> _STATED EXERCISE_:
Look through the data below and return each line where "ломаная" appears.

[Items from a figure collection]

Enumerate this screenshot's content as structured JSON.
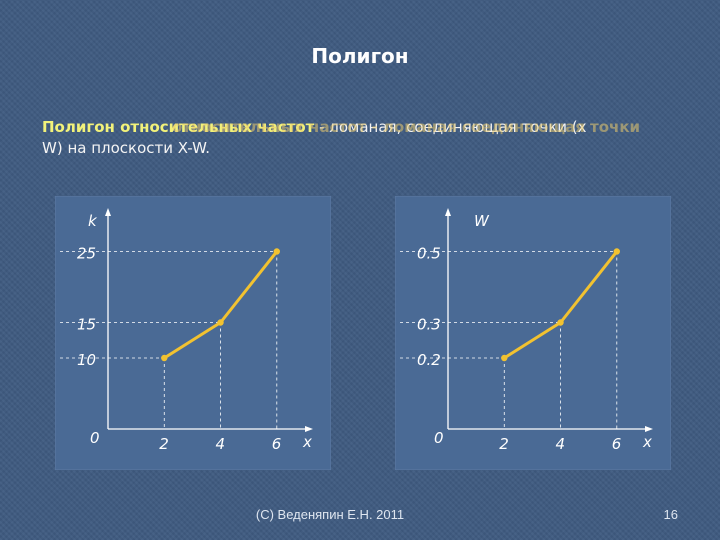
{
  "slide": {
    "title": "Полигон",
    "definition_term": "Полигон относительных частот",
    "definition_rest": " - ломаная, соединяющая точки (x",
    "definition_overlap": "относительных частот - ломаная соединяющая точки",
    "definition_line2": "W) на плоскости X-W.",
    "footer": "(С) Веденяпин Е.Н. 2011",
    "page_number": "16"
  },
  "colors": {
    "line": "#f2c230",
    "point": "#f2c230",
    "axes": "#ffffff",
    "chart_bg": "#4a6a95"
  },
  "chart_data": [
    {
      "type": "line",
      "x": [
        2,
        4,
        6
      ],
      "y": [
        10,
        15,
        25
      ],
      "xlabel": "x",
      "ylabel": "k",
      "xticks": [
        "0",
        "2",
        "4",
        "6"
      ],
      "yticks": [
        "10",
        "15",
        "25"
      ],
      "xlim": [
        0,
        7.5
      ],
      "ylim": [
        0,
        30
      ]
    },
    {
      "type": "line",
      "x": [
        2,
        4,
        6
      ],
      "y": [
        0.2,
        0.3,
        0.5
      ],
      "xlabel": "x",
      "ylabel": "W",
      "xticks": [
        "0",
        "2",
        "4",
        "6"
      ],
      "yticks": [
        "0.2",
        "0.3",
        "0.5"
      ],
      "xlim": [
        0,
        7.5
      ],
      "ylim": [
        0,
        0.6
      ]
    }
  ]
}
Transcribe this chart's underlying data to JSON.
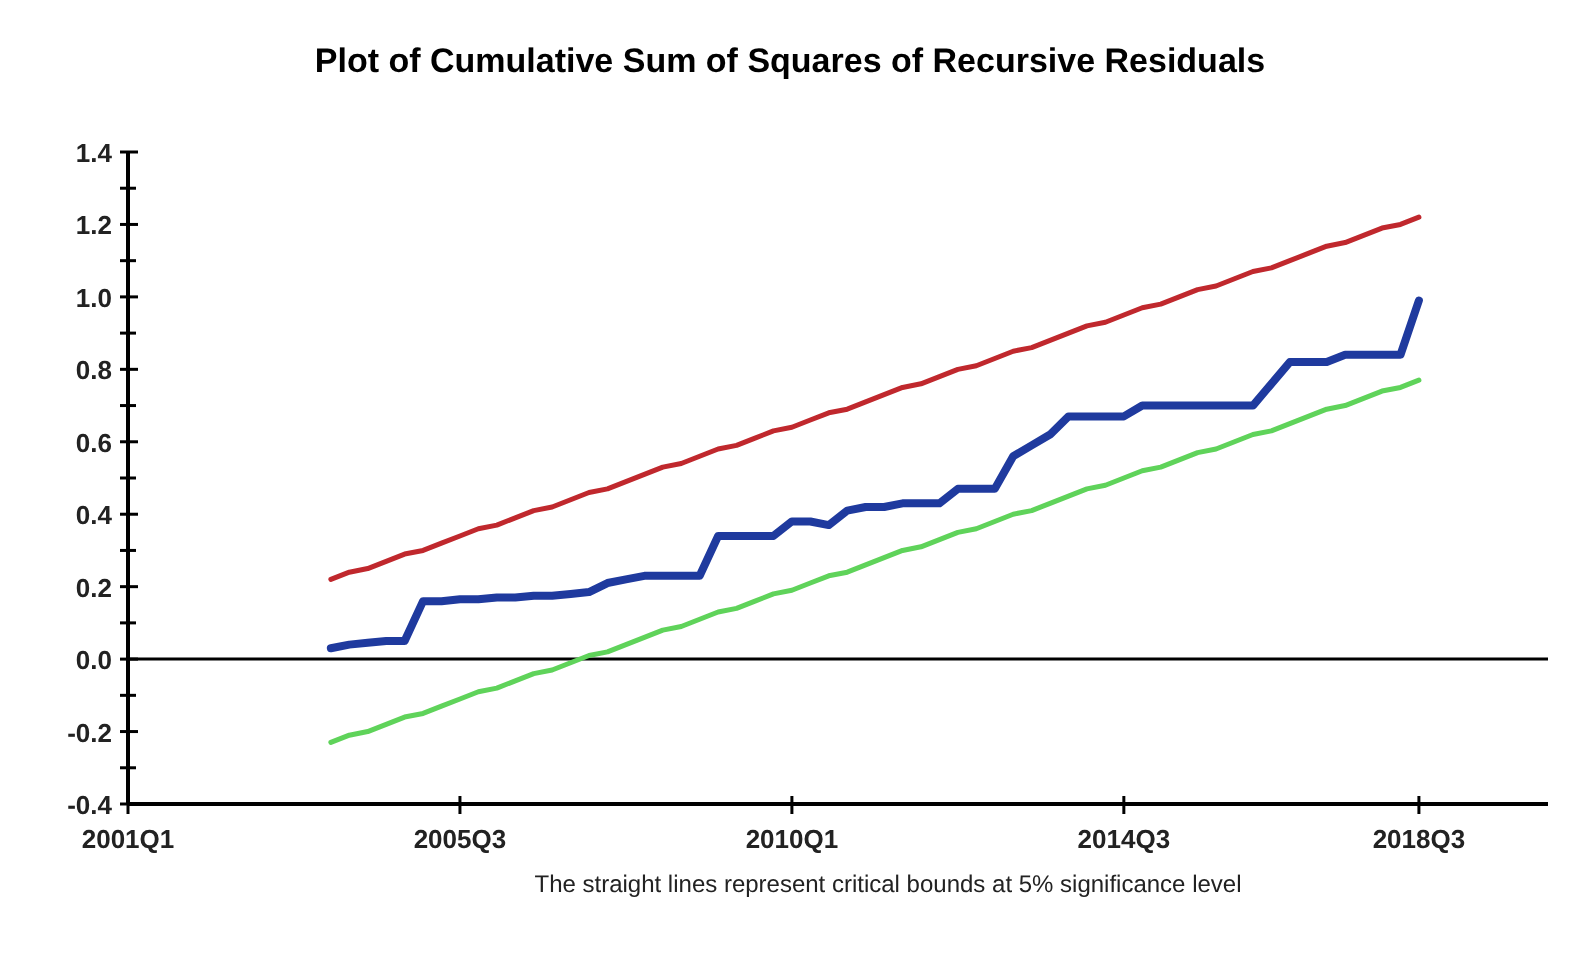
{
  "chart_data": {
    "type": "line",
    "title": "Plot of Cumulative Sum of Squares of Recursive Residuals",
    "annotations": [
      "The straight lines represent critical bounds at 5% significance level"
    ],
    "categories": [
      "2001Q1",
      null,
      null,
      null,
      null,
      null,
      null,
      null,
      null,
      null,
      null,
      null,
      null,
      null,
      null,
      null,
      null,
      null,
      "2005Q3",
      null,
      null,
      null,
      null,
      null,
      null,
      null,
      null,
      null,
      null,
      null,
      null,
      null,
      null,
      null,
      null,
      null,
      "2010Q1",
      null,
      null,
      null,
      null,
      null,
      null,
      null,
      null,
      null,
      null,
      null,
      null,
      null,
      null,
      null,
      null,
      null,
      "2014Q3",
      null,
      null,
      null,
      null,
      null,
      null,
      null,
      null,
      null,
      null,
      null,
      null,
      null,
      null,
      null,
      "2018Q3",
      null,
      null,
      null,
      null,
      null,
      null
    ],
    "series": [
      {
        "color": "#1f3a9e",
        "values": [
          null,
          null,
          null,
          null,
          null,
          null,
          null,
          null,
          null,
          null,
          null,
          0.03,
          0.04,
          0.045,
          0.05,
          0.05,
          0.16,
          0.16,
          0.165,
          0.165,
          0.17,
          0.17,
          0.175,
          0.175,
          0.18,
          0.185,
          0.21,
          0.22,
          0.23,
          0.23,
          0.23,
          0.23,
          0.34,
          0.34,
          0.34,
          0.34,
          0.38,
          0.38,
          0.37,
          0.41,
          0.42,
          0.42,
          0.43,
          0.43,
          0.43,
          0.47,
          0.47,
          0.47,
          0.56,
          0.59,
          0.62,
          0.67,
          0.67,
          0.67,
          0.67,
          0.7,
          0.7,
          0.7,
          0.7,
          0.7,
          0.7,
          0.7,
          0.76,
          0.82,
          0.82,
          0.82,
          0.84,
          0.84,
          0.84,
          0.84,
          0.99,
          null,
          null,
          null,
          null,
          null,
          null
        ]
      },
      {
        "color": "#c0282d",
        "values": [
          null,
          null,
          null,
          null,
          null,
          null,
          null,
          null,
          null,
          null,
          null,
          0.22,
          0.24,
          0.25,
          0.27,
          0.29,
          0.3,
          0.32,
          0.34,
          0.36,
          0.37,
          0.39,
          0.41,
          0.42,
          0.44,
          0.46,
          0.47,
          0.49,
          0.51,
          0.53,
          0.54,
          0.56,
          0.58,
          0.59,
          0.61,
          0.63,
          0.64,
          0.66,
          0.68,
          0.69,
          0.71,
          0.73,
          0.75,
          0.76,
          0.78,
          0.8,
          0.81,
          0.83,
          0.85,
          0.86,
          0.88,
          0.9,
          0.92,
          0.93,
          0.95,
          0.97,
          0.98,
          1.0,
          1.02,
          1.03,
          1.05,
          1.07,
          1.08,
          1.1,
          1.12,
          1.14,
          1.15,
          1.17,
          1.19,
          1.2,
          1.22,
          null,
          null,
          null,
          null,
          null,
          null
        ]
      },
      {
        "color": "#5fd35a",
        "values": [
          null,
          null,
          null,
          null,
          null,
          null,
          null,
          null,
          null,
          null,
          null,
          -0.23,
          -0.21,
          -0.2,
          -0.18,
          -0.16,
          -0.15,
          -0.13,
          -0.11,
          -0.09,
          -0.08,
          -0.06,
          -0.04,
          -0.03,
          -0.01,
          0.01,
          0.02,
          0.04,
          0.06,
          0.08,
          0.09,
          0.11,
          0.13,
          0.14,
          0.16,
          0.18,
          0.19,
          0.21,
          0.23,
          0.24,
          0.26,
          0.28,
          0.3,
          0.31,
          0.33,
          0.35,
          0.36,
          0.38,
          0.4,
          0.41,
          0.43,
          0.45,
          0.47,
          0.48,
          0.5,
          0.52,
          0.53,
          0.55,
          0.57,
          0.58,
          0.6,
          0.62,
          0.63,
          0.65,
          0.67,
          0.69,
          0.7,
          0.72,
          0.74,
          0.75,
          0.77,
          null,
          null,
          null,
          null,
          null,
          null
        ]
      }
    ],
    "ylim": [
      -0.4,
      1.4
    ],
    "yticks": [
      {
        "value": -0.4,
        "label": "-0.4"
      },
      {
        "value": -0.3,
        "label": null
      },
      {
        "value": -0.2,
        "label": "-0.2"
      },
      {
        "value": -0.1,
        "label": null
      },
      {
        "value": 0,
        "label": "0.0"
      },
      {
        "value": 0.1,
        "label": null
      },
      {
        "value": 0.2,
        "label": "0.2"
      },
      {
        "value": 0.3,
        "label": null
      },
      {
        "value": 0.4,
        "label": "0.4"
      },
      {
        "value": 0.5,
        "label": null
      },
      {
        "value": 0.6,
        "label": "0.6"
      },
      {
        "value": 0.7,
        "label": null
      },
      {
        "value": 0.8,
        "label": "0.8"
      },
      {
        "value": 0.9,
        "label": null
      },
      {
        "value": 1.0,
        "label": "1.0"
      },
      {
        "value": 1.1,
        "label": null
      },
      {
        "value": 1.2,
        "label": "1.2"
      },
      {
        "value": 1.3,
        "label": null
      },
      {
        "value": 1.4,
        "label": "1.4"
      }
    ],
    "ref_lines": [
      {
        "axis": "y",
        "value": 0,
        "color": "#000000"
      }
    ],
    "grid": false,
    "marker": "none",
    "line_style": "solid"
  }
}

---

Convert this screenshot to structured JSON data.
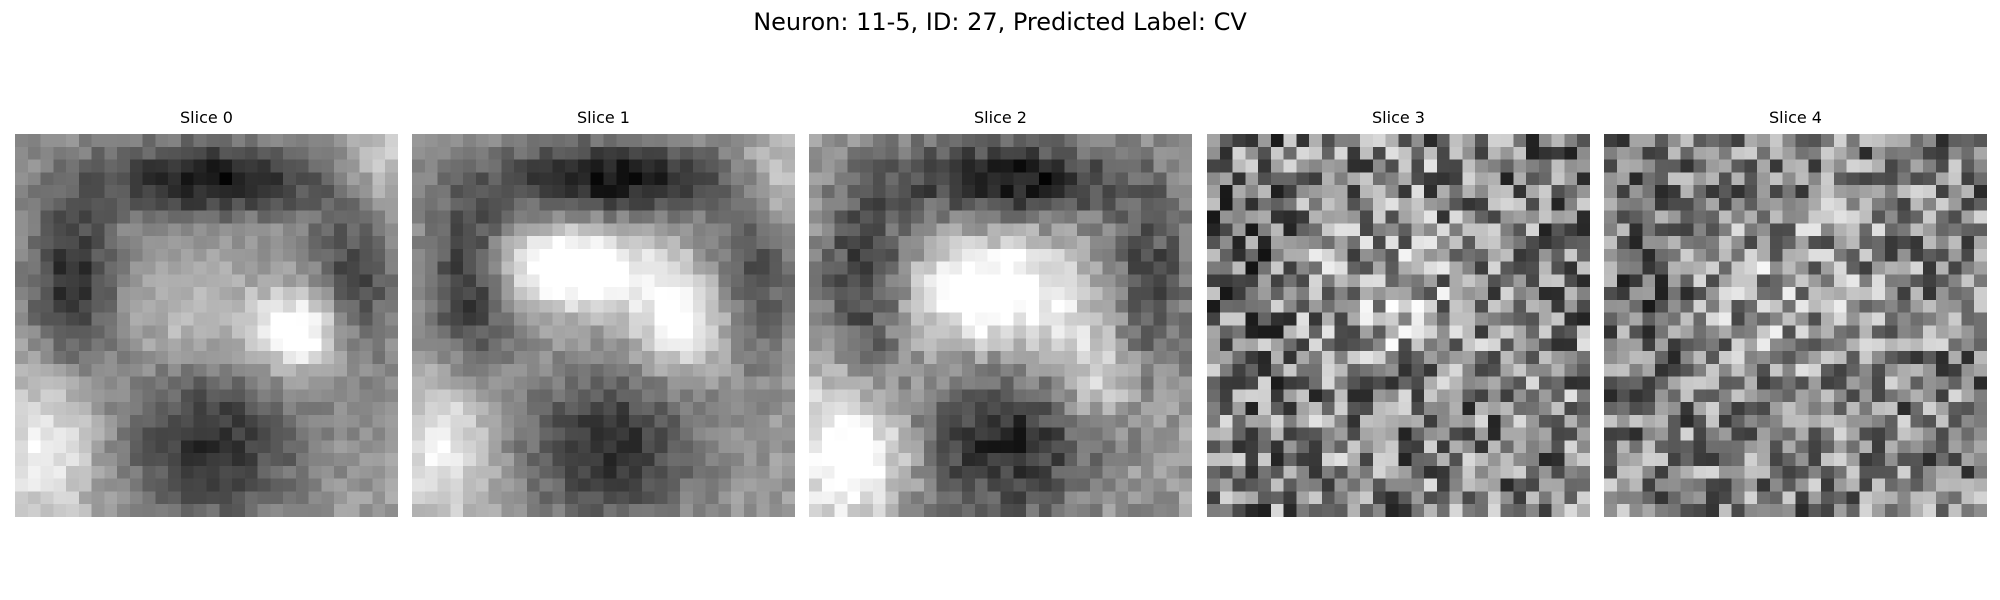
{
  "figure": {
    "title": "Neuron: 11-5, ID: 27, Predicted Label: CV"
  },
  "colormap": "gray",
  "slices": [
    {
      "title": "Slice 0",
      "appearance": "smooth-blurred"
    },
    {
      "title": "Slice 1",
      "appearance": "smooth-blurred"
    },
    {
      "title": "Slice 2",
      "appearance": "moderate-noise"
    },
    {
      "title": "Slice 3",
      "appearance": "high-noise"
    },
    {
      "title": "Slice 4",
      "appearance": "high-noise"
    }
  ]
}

> _OUTPUT FOR THIS TASK_:
    "definition_rest": " - ломаная, соединяющая точки (x",
    "definition_overlap": "относительных частот - ломаная соединяющая точки",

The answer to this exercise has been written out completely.